Dataset excerpt:
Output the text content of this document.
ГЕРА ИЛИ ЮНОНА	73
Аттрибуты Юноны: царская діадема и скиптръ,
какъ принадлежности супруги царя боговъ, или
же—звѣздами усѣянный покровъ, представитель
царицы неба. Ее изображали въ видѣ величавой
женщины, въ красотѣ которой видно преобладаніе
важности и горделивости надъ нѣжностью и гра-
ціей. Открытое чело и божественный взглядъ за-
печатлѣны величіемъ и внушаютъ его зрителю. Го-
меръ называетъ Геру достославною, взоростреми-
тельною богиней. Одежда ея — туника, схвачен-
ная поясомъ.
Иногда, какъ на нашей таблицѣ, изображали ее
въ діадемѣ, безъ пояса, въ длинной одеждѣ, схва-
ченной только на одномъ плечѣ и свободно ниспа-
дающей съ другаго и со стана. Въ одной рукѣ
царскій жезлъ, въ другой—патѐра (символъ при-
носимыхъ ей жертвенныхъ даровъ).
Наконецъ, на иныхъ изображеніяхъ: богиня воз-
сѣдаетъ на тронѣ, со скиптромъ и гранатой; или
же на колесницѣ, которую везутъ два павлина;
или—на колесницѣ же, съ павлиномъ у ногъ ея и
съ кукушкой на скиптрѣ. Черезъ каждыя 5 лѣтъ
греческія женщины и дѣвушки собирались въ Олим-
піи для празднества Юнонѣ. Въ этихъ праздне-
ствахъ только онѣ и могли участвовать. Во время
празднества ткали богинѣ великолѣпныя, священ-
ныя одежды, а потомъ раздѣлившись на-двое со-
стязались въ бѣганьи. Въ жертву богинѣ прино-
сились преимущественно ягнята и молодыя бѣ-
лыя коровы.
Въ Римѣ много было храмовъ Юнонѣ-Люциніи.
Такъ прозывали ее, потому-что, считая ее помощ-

DESCRIPTION OF THE TASK: Set down every record above exactly as given.

SOLUTION TO THIS EXERCISE:
Output the text content of this document.
ГЕРА ИЛИ ЮНОНА	73
Аттрибуты Юноны: царская діадема и скиптръ,
какъ принадлежности супруги царя боговъ, или
же—звѣздами усѣянный покровъ, представитель
царицы неба. Ее изображали въ видѣ величавой
женщины, въ красотѣ которой видно преобладаніе
важности и горделивости надъ нѣжностью и гра-
ціей. Открытое чело и божественный взглядъ за-
печатлѣны величіемъ и внушаютъ его зрителю. Го-
меръ называетъ Геру достославною, взоростреми-
тельною богиней. Одежда ея — туника, схвачен-
ная поясомъ.
Иногда, какъ на нашей таблицѣ, изображали ее
въ діадемѣ, безъ пояса, въ длинной одеждѣ, схва-
ченной только на одномъ плечѣ и свободно ниспа-
дающей съ другаго и со стана. Въ одной рукѣ
царскій жезлъ, въ другой—патѐра (символъ при-
носимыхъ ей жертвенныхъ даровъ).
Наконецъ, на иныхъ изображеніяхъ: богиня воз-
сѣдаетъ на тронѣ, со скиптромъ и гранатой; или
же на колесницѣ, которую везутъ два павлина;
или—на колесницѣ же, съ павлиномъ у ногъ ея и
съ кукушкой на скиптрѣ. Черезъ каждыя 5 лѣтъ
греческія женщины и дѣвушки собирались въ Олим-
піи для празднества Юнонѣ. Въ этихъ праздне-
ствахъ только онѣ и могли участвовать. Во время
празднества ткали богинѣ великолѣпныя, священ-
ныя одежды, а потомъ раздѣлившись на-двое со-
стязались въ бѣганьи. Въ жертву богинѣ прино-
сились преимущественно ягнята и молодыя бѣ-
лыя коровы.
Въ Римѣ много было храмовъ Юнонѣ-Люциніи.
Такъ прозывали ее, потому-что, считая ее помощ-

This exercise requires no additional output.